→ Stated goal: Take every line from the listing below that includes "eSignal" and copy it.

→ Provided records:
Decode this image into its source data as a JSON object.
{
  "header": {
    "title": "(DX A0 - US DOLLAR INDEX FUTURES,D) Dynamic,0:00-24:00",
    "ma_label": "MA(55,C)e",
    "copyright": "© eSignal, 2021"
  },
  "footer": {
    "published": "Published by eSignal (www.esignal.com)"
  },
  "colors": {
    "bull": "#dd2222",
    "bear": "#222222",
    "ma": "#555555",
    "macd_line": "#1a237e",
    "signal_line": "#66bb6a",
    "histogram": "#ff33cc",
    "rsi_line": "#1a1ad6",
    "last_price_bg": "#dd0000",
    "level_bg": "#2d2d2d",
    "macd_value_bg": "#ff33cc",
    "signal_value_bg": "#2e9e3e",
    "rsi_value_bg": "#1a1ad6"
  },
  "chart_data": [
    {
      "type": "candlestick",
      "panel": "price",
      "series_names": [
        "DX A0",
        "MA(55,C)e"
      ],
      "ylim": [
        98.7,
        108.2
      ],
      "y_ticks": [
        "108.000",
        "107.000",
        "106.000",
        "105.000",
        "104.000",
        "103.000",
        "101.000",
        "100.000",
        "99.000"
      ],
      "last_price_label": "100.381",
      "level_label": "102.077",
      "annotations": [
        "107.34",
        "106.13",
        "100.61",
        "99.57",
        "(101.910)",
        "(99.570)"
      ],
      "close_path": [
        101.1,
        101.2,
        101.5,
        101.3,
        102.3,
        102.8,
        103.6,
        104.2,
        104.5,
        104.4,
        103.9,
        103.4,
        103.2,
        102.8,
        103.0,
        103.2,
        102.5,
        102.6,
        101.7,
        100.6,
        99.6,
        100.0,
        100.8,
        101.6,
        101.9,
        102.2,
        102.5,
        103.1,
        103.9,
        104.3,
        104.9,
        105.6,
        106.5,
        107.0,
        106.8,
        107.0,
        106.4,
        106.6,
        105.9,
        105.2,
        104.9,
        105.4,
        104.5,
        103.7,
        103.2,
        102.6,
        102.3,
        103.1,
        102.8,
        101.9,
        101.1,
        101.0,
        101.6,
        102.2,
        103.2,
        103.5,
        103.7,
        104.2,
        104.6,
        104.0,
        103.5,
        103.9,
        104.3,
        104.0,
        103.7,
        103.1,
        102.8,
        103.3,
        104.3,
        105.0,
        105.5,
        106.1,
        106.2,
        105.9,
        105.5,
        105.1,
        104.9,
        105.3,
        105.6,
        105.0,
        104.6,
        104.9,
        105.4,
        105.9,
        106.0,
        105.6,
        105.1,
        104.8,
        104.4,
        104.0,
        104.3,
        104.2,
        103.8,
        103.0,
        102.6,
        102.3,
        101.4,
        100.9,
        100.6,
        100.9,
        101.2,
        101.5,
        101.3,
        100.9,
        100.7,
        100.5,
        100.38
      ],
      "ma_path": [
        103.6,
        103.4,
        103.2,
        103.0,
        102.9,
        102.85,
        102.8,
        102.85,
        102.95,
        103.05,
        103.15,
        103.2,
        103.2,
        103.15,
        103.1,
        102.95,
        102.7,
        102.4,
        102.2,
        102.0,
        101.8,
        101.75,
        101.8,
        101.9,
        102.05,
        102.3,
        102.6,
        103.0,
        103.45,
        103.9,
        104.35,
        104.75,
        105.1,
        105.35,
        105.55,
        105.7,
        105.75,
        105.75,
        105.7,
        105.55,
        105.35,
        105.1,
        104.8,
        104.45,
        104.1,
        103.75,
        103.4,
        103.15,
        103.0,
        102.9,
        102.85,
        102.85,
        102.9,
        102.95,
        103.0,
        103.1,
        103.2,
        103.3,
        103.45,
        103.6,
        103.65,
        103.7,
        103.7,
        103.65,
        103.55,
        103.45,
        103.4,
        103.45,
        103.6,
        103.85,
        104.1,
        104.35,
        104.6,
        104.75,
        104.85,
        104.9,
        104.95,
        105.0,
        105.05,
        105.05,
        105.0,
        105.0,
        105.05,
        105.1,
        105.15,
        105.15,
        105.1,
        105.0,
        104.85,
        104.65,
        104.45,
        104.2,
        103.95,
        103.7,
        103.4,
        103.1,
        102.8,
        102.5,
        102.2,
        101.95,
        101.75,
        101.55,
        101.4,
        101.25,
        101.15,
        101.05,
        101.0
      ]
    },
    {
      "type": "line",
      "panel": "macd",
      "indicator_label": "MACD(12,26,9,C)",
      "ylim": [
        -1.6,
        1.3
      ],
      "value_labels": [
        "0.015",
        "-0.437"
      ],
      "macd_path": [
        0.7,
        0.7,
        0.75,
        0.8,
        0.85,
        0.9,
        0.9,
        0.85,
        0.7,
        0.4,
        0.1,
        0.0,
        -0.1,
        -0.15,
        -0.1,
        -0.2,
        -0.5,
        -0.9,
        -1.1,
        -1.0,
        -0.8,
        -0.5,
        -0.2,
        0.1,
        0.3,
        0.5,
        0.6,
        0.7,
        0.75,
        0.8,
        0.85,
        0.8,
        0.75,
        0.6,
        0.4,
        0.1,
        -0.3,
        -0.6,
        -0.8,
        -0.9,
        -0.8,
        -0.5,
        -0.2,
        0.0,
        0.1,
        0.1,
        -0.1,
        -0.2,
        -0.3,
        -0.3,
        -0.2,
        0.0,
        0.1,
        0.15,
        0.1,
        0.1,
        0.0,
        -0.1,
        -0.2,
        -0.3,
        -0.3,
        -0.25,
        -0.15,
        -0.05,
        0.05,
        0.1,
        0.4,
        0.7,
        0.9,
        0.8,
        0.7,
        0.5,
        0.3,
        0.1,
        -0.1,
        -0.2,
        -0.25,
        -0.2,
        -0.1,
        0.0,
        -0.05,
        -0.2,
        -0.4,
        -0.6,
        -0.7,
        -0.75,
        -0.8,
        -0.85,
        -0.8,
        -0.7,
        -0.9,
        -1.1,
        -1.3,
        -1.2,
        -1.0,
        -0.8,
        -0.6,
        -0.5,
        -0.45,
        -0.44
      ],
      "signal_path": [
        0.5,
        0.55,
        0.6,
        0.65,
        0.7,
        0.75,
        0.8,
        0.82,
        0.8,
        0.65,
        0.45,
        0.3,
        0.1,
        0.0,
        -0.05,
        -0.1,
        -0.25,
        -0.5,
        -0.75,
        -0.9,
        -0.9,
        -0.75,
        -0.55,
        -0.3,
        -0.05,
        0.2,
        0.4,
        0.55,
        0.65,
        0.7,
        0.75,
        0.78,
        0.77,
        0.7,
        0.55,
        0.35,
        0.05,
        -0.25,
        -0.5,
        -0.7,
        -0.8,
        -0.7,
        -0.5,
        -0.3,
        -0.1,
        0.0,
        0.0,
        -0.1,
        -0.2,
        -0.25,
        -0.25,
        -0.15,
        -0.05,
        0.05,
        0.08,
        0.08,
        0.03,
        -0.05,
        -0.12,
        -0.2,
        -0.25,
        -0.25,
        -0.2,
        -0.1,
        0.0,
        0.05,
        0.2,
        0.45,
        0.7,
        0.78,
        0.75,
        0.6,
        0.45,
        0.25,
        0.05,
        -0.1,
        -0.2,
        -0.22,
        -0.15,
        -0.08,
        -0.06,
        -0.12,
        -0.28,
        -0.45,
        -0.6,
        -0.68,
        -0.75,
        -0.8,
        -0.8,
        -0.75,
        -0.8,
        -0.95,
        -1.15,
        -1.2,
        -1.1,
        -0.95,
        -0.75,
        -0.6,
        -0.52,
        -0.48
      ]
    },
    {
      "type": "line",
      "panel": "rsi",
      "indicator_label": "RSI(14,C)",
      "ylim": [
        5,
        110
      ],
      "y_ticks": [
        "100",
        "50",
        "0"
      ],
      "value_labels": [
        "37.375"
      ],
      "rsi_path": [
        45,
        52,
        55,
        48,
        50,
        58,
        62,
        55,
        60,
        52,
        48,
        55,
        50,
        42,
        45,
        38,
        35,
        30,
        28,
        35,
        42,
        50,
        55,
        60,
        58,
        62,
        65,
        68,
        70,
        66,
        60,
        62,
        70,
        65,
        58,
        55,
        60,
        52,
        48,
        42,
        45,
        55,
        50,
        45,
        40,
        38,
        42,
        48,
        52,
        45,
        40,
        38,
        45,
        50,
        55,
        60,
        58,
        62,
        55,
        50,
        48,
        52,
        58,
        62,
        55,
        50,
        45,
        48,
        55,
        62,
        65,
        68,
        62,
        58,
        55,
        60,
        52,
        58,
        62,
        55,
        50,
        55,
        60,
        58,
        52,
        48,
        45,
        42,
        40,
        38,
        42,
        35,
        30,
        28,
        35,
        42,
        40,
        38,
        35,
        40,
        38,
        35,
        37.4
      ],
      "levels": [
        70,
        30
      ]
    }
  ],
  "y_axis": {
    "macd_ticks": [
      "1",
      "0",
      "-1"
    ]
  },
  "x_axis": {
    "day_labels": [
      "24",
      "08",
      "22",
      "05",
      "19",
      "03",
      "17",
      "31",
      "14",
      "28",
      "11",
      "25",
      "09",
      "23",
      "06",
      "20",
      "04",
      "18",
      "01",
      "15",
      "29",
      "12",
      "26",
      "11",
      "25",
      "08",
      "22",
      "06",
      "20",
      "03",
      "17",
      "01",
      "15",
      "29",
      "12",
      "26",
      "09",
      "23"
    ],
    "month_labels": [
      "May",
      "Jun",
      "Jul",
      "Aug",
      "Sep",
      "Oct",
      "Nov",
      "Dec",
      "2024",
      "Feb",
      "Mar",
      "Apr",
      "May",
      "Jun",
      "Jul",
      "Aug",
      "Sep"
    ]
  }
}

→ Response to this task:
    "copyright": "© eSignal, 2021"
    "published": "Published by eSignal (www.esignal.com)"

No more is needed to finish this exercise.